| REQUIREMENTS |
The answer is one number: how many lines hold the string "title".

| RECORDS SUPPLIED |
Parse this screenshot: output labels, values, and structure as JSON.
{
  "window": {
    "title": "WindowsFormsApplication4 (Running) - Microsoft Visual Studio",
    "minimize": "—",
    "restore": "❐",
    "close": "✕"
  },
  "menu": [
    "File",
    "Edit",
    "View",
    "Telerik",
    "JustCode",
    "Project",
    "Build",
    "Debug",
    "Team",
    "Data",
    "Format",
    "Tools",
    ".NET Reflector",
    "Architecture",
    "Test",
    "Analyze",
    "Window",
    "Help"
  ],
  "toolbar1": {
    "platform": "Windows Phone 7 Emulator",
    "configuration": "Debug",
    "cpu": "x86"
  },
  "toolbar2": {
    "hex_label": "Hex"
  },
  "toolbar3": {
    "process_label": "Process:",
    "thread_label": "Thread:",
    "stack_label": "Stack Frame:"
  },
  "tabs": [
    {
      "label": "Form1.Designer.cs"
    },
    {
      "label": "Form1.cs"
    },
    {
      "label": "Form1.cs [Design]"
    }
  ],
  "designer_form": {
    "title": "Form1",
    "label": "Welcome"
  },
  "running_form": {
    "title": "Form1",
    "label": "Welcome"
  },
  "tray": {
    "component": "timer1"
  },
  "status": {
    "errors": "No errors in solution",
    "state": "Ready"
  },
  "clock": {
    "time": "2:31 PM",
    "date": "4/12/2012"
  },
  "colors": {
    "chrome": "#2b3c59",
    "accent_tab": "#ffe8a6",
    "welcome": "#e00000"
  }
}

--

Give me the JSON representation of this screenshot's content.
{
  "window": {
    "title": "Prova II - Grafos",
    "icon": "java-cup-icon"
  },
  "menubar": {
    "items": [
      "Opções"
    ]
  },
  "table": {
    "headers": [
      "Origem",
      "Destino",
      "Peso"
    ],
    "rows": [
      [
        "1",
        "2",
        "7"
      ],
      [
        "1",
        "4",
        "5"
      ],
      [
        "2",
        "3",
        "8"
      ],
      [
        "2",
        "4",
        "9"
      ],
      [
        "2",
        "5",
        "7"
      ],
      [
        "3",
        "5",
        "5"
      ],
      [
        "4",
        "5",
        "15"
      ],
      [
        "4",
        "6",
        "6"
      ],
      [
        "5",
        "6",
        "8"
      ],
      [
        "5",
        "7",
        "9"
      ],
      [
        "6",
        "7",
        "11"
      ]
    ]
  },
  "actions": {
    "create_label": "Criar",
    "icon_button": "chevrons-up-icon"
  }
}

| TASK RESULT |
4